START Data in this exercise
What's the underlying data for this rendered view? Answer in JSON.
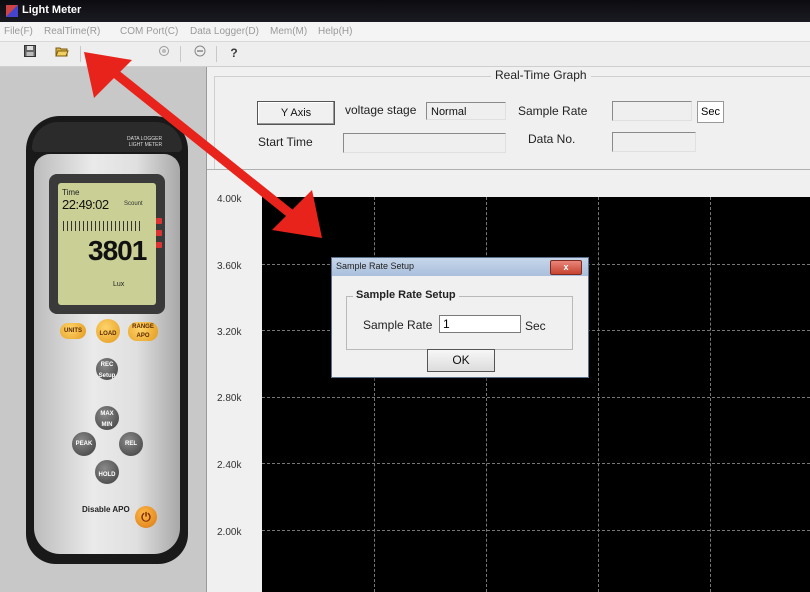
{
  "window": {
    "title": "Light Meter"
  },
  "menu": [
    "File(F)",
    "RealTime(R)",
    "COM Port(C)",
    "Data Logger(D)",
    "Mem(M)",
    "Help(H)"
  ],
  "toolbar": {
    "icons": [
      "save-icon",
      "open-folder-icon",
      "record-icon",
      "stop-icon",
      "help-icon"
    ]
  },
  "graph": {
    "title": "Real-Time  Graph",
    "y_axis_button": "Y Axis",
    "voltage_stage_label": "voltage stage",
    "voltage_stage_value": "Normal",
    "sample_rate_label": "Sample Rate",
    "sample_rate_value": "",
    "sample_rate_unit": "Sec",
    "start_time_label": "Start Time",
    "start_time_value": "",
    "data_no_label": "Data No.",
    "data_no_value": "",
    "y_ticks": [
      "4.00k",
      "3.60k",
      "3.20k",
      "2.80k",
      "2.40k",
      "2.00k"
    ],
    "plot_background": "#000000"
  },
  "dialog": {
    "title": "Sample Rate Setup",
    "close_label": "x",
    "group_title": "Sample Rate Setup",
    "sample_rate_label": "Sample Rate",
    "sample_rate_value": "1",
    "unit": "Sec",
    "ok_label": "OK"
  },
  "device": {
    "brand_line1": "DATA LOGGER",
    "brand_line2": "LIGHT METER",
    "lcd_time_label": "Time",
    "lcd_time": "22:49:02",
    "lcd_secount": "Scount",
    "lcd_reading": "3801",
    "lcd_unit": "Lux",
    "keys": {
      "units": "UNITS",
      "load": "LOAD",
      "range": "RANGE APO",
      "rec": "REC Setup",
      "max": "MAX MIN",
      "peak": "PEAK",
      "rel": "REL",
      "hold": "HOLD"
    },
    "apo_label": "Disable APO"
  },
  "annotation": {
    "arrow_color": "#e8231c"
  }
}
END Data in this exercise
# [Task statement]
Without the pictures, transcribe the listing above exactly.

# [Finished task]
What's the underlying data for this rendered view? Answer in JSON.
{
  "window": {
    "title": "Light Meter"
  },
  "menu": [
    "File(F)",
    "RealTime(R)",
    "COM Port(C)",
    "Data Logger(D)",
    "Mem(M)",
    "Help(H)"
  ],
  "toolbar": {
    "icons": [
      "save-icon",
      "open-folder-icon",
      "record-icon",
      "stop-icon",
      "help-icon"
    ]
  },
  "graph": {
    "title": "Real-Time  Graph",
    "y_axis_button": "Y Axis",
    "voltage_stage_label": "voltage stage",
    "voltage_stage_value": "Normal",
    "sample_rate_label": "Sample Rate",
    "sample_rate_value": "",
    "sample_rate_unit": "Sec",
    "start_time_label": "Start Time",
    "start_time_value": "",
    "data_no_label": "Data No.",
    "data_no_value": "",
    "y_ticks": [
      "4.00k",
      "3.60k",
      "3.20k",
      "2.80k",
      "2.40k",
      "2.00k"
    ],
    "plot_background": "#000000"
  },
  "dialog": {
    "title": "Sample Rate Setup",
    "close_label": "x",
    "group_title": "Sample Rate Setup",
    "sample_rate_label": "Sample Rate",
    "sample_rate_value": "1",
    "unit": "Sec",
    "ok_label": "OK"
  },
  "device": {
    "brand_line1": "DATA LOGGER",
    "brand_line2": "LIGHT METER",
    "lcd_time_label": "Time",
    "lcd_time": "22:49:02",
    "lcd_secount": "Scount",
    "lcd_reading": "3801",
    "lcd_unit": "Lux",
    "keys": {
      "units": "UNITS",
      "load": "LOAD",
      "range": "RANGE APO",
      "rec": "REC Setup",
      "max": "MAX MIN",
      "peak": "PEAK",
      "rel": "REL",
      "hold": "HOLD"
    },
    "apo_label": "Disable APO"
  },
  "annotation": {
    "arrow_color": "#e8231c"
  }
}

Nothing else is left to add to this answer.